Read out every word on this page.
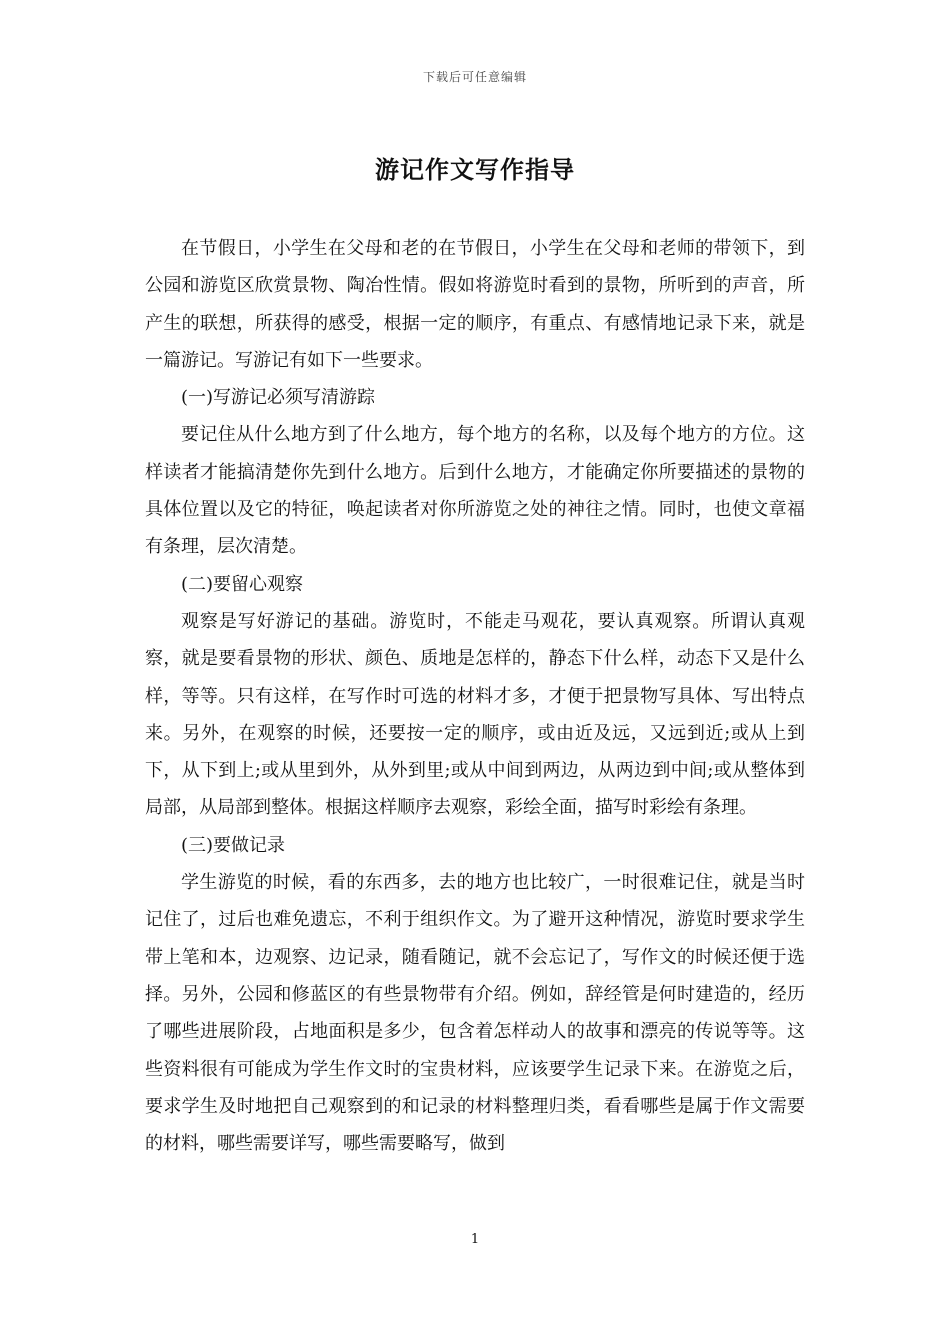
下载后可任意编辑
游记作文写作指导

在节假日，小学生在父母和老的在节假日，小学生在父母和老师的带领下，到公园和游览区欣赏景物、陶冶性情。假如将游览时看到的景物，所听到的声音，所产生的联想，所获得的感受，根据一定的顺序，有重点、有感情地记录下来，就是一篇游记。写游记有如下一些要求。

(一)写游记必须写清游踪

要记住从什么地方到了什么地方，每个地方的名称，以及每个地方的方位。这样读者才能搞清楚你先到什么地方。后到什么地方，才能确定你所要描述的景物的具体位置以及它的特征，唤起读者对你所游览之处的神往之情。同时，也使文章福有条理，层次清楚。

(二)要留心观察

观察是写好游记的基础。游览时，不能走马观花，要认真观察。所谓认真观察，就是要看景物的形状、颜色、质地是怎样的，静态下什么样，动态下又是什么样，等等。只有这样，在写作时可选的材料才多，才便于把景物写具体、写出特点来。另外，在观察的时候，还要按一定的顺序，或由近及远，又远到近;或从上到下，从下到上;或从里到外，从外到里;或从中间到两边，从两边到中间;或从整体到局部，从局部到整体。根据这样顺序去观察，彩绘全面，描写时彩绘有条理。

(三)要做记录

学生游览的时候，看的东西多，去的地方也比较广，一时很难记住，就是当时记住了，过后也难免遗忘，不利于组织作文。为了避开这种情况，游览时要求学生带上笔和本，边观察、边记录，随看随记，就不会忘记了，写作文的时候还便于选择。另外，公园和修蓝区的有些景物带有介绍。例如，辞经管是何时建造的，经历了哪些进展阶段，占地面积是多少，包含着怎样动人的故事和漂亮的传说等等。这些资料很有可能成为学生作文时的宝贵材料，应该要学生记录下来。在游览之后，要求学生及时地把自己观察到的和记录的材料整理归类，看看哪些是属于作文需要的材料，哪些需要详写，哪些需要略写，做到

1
:::::
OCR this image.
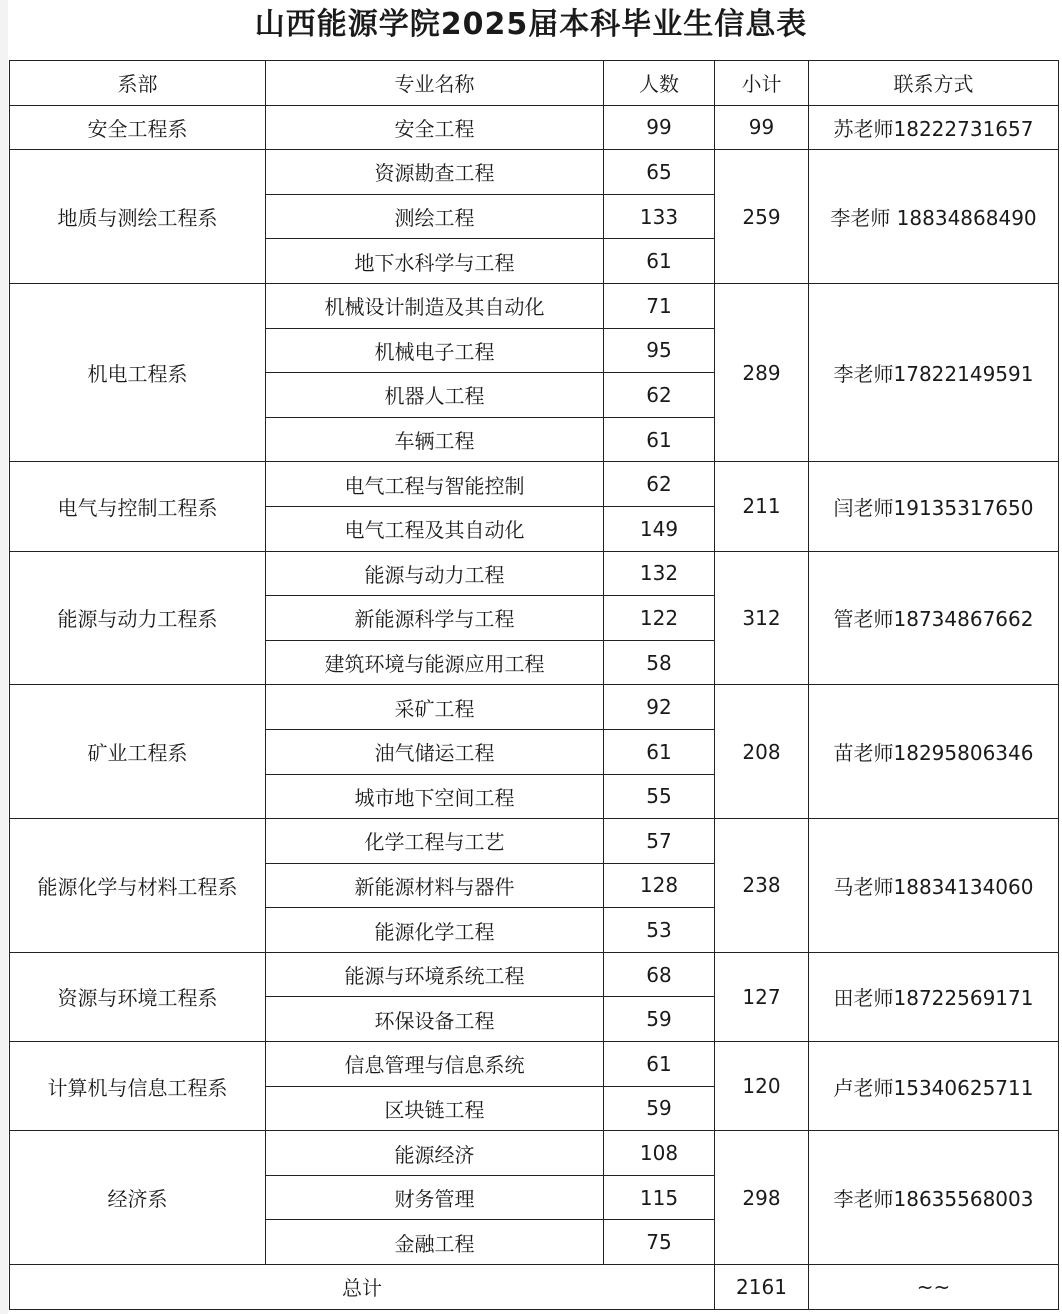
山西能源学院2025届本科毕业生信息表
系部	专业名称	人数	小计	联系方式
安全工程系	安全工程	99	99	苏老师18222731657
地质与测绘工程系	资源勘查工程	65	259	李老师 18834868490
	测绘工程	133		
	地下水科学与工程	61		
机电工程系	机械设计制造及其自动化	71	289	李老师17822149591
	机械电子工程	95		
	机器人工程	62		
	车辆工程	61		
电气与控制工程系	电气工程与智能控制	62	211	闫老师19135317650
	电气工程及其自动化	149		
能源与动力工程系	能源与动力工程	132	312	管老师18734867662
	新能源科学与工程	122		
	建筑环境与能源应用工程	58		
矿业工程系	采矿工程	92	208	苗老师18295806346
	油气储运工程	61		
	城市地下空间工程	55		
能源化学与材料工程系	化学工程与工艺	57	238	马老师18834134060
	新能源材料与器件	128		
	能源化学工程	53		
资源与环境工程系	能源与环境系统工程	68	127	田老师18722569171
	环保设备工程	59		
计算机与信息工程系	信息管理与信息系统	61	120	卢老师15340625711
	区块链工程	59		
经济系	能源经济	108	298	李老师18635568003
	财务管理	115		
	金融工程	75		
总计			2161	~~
:::::
Locate the word "this" in the data above. Copy every line carrying it.

Read out every word on this page.
OCR this image.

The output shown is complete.